#### WORK ITEM
Which lines below contain the word "JSON"? Copy each of them.

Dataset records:
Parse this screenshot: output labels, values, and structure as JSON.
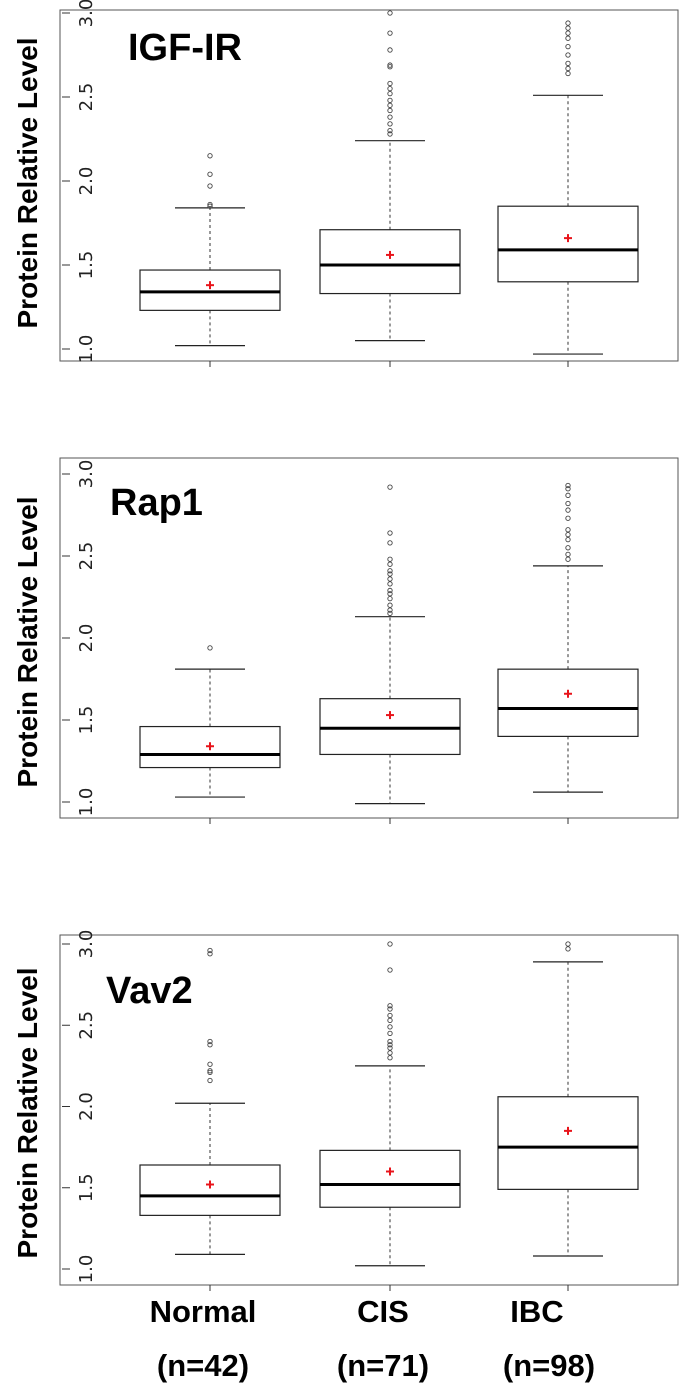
{
  "chart_data": [
    {
      "type": "box",
      "title": "IGF-IR",
      "ylabel": "Protein Relative Level",
      "ylim": [
        0.97,
        3.0
      ],
      "yticks": [
        "1.0",
        "1.5",
        "2.0",
        "2.5",
        "3.0"
      ],
      "groups": [
        {
          "name": "Normal",
          "min": 1.02,
          "q1": 1.23,
          "median": 1.34,
          "q3": 1.47,
          "max": 1.84,
          "mean": 1.38,
          "outliers": [
            1.85,
            1.86,
            1.97,
            2.04,
            2.15
          ]
        },
        {
          "name": "CIS",
          "min": 1.05,
          "q1": 1.33,
          "median": 1.5,
          "q3": 1.71,
          "max": 2.24,
          "mean": 1.56,
          "outliers": [
            2.28,
            2.3,
            2.34,
            2.38,
            2.42,
            2.45,
            2.48,
            2.52,
            2.55,
            2.58,
            2.68,
            2.69,
            2.78,
            2.88,
            3.0
          ]
        },
        {
          "name": "IBC",
          "min": 0.97,
          "q1": 1.4,
          "median": 1.59,
          "q3": 1.85,
          "max": 2.51,
          "mean": 1.66,
          "outliers": [
            2.64,
            2.67,
            2.7,
            2.75,
            2.8,
            2.85,
            2.88,
            2.91,
            2.94
          ]
        }
      ]
    },
    {
      "type": "box",
      "title": "Rap1",
      "ylabel": "Protein Relative Level",
      "ylim": [
        0.97,
        3.0
      ],
      "yticks": [
        "1.0",
        "1.5",
        "2.0",
        "2.5",
        "3.0"
      ],
      "groups": [
        {
          "name": "Normal",
          "min": 1.03,
          "q1": 1.21,
          "median": 1.29,
          "q3": 1.46,
          "max": 1.81,
          "mean": 1.34,
          "outliers": [
            1.94
          ]
        },
        {
          "name": "CIS",
          "min": 0.99,
          "q1": 1.29,
          "median": 1.45,
          "q3": 1.63,
          "max": 2.13,
          "mean": 1.53,
          "outliers": [
            2.15,
            2.17,
            2.2,
            2.24,
            2.27,
            2.29,
            2.33,
            2.36,
            2.39,
            2.41,
            2.45,
            2.48,
            2.58,
            2.64,
            2.92
          ]
        },
        {
          "name": "IBC",
          "min": 1.06,
          "q1": 1.4,
          "median": 1.57,
          "q3": 1.81,
          "max": 2.44,
          "mean": 1.66,
          "outliers": [
            2.48,
            2.51,
            2.55,
            2.6,
            2.63,
            2.66,
            2.73,
            2.78,
            2.82,
            2.87,
            2.91,
            2.93
          ]
        }
      ]
    },
    {
      "type": "box",
      "title": "Vav2",
      "ylabel": "Protein Relative Level",
      "ylim": [
        0.97,
        3.0
      ],
      "yticks": [
        "1.0",
        "1.5",
        "2.0",
        "2.5",
        "3.0"
      ],
      "groups": [
        {
          "name": "Normal",
          "min": 1.09,
          "q1": 1.33,
          "median": 1.45,
          "q3": 1.64,
          "max": 2.02,
          "mean": 1.52,
          "outliers": [
            2.16,
            2.21,
            2.22,
            2.26,
            2.38,
            2.4,
            2.94,
            2.96
          ]
        },
        {
          "name": "CIS",
          "min": 1.02,
          "q1": 1.38,
          "median": 1.52,
          "q3": 1.73,
          "max": 2.25,
          "mean": 1.6,
          "outliers": [
            2.3,
            2.33,
            2.36,
            2.38,
            2.4,
            2.45,
            2.49,
            2.53,
            2.56,
            2.6,
            2.62,
            2.84,
            3.0
          ]
        },
        {
          "name": "IBC",
          "min": 1.08,
          "q1": 1.49,
          "median": 1.75,
          "q3": 2.06,
          "max": 2.89,
          "mean": 1.85,
          "outliers": [
            2.97,
            3.0
          ]
        }
      ]
    }
  ],
  "x_groups": [
    {
      "name": "Normal",
      "n": "(n=42)"
    },
    {
      "name": "CIS",
      "n": "(n=71)"
    },
    {
      "name": "IBC",
      "n": "(n=98)"
    }
  ],
  "colors": {
    "mean_marker": "#e8141b",
    "box_stroke": "#222222",
    "median": "#000000",
    "outlier": "#444444"
  }
}
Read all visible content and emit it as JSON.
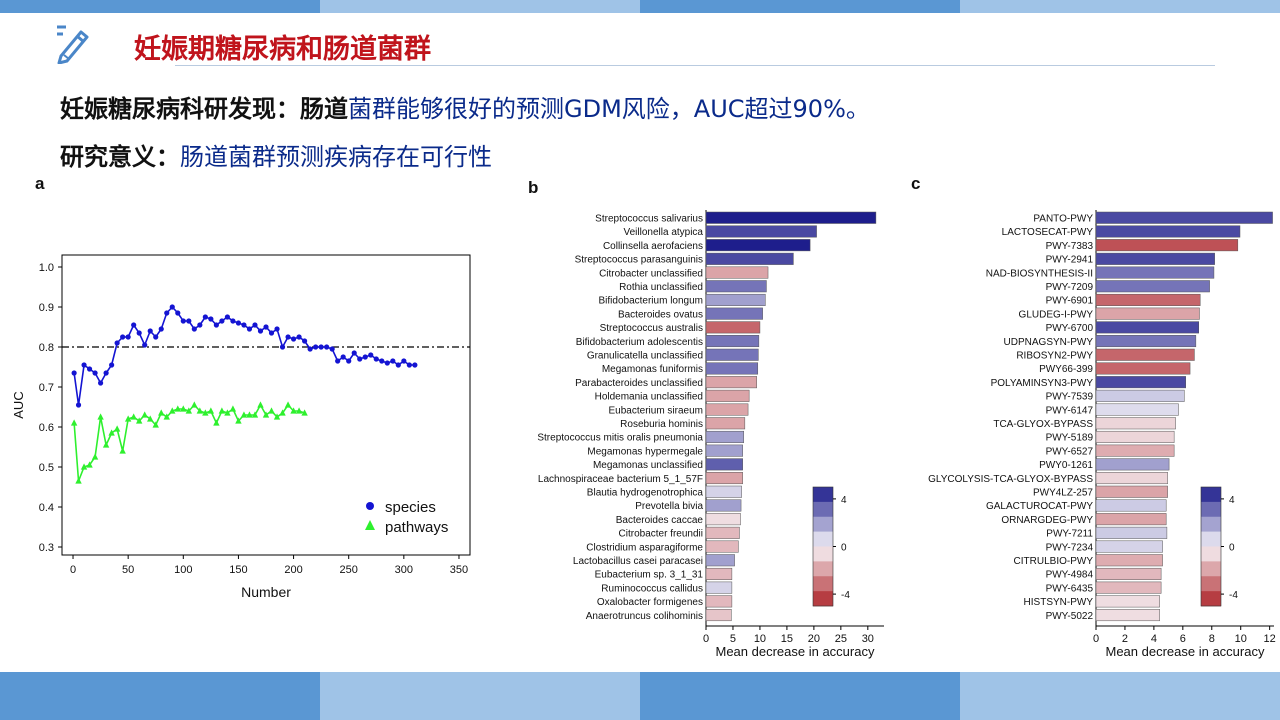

#### EXPECTED ANSWER
Parse this screenshot: output labels, values, and structure as JSON.
Read all visible content and emit it as JSON.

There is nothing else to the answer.